The exercise:
Extract the listing below in full, unchanged.

Data section:
---

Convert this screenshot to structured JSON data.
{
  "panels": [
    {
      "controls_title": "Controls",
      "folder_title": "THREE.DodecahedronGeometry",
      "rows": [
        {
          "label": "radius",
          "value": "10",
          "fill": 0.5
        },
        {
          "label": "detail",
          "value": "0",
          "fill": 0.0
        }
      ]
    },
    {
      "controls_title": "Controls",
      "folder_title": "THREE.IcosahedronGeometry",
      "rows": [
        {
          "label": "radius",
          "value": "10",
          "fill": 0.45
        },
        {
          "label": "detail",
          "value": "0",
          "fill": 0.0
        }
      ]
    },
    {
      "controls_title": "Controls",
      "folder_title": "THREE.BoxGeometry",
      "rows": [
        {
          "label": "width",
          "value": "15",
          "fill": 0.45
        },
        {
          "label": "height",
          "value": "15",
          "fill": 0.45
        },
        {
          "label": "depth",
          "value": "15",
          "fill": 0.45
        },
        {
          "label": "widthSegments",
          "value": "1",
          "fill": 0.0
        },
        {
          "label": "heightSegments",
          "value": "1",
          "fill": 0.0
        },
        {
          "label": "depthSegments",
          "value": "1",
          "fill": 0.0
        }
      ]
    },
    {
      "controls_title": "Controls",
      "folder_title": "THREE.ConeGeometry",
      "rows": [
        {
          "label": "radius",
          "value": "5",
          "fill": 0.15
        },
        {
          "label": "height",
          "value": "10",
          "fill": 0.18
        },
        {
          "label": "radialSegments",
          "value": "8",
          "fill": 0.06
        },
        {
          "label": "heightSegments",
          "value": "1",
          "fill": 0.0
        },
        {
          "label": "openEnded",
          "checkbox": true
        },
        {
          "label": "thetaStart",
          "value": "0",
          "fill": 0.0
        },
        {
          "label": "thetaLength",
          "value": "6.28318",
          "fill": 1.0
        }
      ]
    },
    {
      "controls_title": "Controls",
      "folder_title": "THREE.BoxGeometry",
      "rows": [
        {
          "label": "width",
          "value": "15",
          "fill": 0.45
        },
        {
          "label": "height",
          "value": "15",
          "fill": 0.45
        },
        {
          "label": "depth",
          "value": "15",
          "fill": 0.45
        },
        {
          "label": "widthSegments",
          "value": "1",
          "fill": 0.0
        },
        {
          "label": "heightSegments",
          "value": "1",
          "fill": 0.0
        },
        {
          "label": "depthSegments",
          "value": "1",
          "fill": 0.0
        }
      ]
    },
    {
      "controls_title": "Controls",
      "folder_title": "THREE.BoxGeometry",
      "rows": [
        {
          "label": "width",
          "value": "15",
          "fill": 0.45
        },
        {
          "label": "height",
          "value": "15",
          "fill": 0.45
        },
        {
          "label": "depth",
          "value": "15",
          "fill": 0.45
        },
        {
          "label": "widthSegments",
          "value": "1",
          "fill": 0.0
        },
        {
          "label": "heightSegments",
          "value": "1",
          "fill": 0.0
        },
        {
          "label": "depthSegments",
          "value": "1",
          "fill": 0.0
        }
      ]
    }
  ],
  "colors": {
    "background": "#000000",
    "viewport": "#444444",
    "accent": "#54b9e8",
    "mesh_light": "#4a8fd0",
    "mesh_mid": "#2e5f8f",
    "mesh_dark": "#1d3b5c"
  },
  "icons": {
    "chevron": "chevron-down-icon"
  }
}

---

Answer for the task:
Convert this screenshot to structured JSON data.
{
  "panels": [
    {
      "controls_title": "Controls",
      "folder_title": "THREE.DodecahedronGeometry",
      "rows": [
        {
          "label": "radius",
          "value": "10",
          "fill": 0.5
        },
        {
          "label": "detail",
          "value": "0",
          "fill": 0.0
        }
      ]
    },
    {
      "controls_title": "Controls",
      "folder_title": "THREE.IcosahedronGeometry",
      "rows": [
        {
          "label": "radius",
          "value": "10",
          "fill": 0.45
        },
        {
          "label": "detail",
          "value": "0",
          "fill": 0.0
        }
      ]
    },
    {
      "controls_title": "Controls",
      "folder_title": "THREE.BoxGeometry",
      "rows": [
        {
          "label": "width",
          "value": "15",
          "fill": 0.45
        },
        {
          "label": "height",
          "value": "15",
          "fill": 0.45
        },
        {
          "label": "depth",
          "value": "15",
          "fill": 0.45
        },
        {
          "label": "widthSegments",
          "value": "1",
          "fill": 0.0
        },
        {
          "label": "heightSegments",
          "value": "1",
          "fill": 0.0
        },
        {
          "label": "depthSegments",
          "value": "1",
          "fill": 0.0
        }
      ]
    },
    {
      "controls_title": "Controls",
      "folder_title": "THREE.ConeGeometry",
      "rows": [
        {
          "label": "radius",
          "value": "5",
          "fill": 0.15
        },
        {
          "label": "height",
          "value": "10",
          "fill": 0.18
        },
        {
          "label": "radialSegments",
          "value": "8",
          "fill": 0.06
        },
        {
          "label": "heightSegments",
          "value": "1",
          "fill": 0.0
        },
        {
          "label": "openEnded",
          "checkbox": true
        },
        {
          "label": "thetaStart",
          "value": "0",
          "fill": 0.0
        },
        {
          "label": "thetaLength",
          "value": "6.28318",
          "fill": 1.0
        }
      ]
    },
    {
      "controls_title": "Controls",
      "folder_title": "THREE.BoxGeometry",
      "rows": [
        {
          "label": "width",
          "value": "15",
          "fill": 0.45
        },
        {
          "label": "height",
          "value": "15",
          "fill": 0.45
        },
        {
          "label": "depth",
          "value": "15",
          "fill": 0.45
        },
        {
          "label": "widthSegments",
          "value": "1",
          "fill": 0.0
        },
        {
          "label": "heightSegments",
          "value": "1",
          "fill": 0.0
        },
        {
          "label": "depthSegments",
          "value": "1",
          "fill": 0.0
        }
      ]
    },
    {
      "controls_title": "Controls",
      "folder_title": "THREE.BoxGeometry",
      "rows": [
        {
          "label": "width",
          "value": "15",
          "fill": 0.45
        },
        {
          "label": "height",
          "value": "15",
          "fill": 0.45
        },
        {
          "label": "depth",
          "value": "15",
          "fill": 0.45
        },
        {
          "label": "widthSegments",
          "value": "1",
          "fill": 0.0
        },
        {
          "label": "heightSegments",
          "value": "1",
          "fill": 0.0
        },
        {
          "label": "depthSegments",
          "value": "1",
          "fill": 0.0
        }
      ]
    }
  ],
  "colors": {
    "background": "#000000",
    "viewport": "#444444",
    "accent": "#54b9e8",
    "mesh_light": "#4a8fd0",
    "mesh_mid": "#2e5f8f",
    "mesh_dark": "#1d3b5c"
  },
  "icons": {
    "chevron": "chevron-down-icon"
  }
}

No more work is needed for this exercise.